- **WORK REQUIRED**
Write out the material below exactly, beginning at the line that contains "Transcribe the text in this document." and ending with its last line, both ends included; write nothing else.
============
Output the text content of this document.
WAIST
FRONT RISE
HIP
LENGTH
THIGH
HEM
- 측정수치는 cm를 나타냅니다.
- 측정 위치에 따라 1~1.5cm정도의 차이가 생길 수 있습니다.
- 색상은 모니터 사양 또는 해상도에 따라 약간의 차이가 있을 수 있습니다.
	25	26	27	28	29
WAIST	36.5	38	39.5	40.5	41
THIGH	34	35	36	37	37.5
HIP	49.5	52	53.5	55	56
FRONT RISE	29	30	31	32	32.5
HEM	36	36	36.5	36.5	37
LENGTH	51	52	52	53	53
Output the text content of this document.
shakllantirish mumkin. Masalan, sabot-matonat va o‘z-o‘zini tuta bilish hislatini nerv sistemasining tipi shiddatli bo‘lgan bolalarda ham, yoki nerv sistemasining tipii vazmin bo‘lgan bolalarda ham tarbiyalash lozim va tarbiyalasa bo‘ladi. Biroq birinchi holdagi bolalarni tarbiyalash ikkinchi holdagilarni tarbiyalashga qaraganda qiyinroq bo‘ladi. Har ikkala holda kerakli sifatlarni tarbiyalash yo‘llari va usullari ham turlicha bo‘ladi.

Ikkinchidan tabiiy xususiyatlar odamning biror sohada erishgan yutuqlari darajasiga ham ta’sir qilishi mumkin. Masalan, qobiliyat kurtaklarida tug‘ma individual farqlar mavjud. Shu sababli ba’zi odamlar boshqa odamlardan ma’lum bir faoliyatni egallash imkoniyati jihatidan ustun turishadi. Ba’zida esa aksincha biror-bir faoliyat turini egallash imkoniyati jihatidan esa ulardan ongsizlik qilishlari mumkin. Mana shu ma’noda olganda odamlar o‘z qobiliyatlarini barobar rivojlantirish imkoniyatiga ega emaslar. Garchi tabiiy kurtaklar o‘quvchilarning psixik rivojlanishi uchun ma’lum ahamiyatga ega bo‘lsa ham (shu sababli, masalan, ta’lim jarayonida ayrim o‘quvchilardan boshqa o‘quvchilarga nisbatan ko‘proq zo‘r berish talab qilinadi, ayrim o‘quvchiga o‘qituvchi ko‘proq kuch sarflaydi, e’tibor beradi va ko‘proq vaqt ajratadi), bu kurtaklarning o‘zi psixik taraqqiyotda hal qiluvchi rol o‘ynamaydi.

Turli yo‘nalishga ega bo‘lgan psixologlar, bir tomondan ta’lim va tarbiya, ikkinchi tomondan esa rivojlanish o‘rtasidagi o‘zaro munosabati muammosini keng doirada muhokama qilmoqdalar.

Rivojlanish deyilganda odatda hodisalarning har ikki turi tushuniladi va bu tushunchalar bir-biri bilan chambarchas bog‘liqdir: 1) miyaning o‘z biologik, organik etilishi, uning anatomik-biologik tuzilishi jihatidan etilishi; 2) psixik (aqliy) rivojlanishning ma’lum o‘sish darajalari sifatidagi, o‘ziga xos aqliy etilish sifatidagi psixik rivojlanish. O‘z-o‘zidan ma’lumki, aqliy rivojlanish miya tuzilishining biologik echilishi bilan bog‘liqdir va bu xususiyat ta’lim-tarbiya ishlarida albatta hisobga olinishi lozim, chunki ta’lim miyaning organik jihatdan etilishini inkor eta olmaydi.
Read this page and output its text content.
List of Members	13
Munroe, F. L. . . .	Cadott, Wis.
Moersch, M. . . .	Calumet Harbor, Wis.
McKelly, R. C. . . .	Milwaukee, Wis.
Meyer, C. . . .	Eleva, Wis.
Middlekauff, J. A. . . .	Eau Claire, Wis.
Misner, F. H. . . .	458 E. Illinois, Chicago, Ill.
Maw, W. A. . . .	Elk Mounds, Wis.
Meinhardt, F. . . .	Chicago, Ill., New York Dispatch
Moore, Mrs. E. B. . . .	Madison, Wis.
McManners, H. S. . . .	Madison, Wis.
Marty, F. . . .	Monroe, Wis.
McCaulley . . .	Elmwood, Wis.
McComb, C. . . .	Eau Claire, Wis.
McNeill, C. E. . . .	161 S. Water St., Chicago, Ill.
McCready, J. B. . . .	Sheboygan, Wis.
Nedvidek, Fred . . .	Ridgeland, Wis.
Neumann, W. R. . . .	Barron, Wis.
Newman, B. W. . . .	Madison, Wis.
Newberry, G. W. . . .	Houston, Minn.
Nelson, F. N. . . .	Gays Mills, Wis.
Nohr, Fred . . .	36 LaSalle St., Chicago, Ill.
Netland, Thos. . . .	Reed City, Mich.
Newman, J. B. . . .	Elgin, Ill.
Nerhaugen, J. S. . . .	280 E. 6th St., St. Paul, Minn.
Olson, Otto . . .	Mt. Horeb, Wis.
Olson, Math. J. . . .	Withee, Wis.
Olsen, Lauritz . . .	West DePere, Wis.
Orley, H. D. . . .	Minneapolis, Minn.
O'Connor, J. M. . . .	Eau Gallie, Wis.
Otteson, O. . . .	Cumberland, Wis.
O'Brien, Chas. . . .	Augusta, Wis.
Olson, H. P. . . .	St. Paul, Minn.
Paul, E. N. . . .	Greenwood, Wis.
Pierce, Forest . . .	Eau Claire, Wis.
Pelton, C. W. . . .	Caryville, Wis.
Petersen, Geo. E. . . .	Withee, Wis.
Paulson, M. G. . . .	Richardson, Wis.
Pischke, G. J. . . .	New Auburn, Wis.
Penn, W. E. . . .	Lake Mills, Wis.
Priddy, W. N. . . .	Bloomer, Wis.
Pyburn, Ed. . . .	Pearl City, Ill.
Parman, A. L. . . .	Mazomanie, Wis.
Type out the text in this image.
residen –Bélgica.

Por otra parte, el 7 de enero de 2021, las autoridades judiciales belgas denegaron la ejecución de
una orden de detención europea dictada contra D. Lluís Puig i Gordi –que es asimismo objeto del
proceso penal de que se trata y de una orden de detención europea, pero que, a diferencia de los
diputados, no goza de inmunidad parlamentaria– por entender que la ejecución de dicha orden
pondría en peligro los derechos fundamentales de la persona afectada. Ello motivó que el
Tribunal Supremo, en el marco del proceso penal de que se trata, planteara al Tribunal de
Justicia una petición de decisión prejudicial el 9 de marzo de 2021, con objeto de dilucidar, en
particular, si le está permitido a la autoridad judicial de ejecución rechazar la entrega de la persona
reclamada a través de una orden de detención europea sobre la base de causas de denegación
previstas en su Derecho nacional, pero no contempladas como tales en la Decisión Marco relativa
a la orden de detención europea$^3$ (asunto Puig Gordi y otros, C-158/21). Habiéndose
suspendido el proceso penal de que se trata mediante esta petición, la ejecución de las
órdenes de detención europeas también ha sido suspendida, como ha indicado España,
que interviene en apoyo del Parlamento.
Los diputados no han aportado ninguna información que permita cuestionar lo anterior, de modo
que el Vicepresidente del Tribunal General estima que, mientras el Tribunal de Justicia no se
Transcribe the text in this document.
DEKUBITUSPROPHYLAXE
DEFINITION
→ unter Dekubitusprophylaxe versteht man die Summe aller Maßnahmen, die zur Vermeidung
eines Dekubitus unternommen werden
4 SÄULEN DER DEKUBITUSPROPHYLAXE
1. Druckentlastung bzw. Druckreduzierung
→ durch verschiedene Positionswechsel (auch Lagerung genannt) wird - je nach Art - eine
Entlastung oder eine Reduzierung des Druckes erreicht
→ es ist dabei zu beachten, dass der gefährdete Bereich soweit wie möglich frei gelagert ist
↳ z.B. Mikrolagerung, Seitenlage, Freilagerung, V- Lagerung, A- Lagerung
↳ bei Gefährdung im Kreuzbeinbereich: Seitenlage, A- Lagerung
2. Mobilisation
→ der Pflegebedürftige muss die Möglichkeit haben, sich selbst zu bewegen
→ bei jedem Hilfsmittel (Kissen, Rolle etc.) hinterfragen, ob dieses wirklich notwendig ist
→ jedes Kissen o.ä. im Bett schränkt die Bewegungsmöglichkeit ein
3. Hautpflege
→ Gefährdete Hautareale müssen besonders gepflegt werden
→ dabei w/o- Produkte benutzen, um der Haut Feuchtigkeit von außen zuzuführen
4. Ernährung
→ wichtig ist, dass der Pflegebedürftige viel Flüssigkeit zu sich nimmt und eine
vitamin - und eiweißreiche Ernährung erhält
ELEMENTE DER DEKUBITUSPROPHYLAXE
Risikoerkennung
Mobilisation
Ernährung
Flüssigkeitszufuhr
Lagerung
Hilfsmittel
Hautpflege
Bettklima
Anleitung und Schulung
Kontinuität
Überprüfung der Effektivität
============
- **WRITTEN REPLY**
Transcribe the text in this document.
DEKUBITUSPROPHYLAXE
DEFINITION
→ unter Dekubitusprophylaxe versteht man die Summe aller Maßnahmen, die zur Vermeidung
eines Dekubitus unternommen werden
4 SÄULEN DER DEKUBITUSPROPHYLAXE
1. Druckentlastung bzw. Druckreduzierung
→ durch verschiedene Positionswechsel (auch Lagerung genannt) wird - je nach Art - eine
Entlastung oder eine Reduzierung des Druckes erreicht
→ es ist dabei zu beachten, dass der gefährdete Bereich soweit wie möglich frei gelagert ist
↳ z.B. Mikrolagerung, Seitenlage, Freilagerung, V- Lagerung, A- Lagerung
↳ bei Gefährdung im Kreuzbeinbereich: Seitenlage, A- Lagerung
2. Mobilisation
→ der Pflegebedürftige muss die Möglichkeit haben, sich selbst zu bewegen
→ bei jedem Hilfsmittel (Kissen, Rolle etc.) hinterfragen, ob dieses wirklich notwendig ist
→ jedes Kissen o.ä. im Bett schränkt die Bewegungsmöglichkeit ein
3. Hautpflege
→ Gefährdete Hautareale müssen besonders gepflegt werden
→ dabei w/o- Produkte benutzen, um der Haut Feuchtigkeit von außen zuzuführen
4. Ernährung
→ wichtig ist, dass der Pflegebedürftige viel Flüssigkeit zu sich nimmt und eine
vitamin - und eiweißreiche Ernährung erhält
ELEMENTE DER DEKUBITUSPROPHYLAXE
Risikoerkennung
Mobilisation
Ernährung
Flüssigkeitszufuhr
Lagerung
Hilfsmittel
Hautpflege
Bettklima
Anleitung und Schulung
Kontinuität
Überprüfung der Effektivität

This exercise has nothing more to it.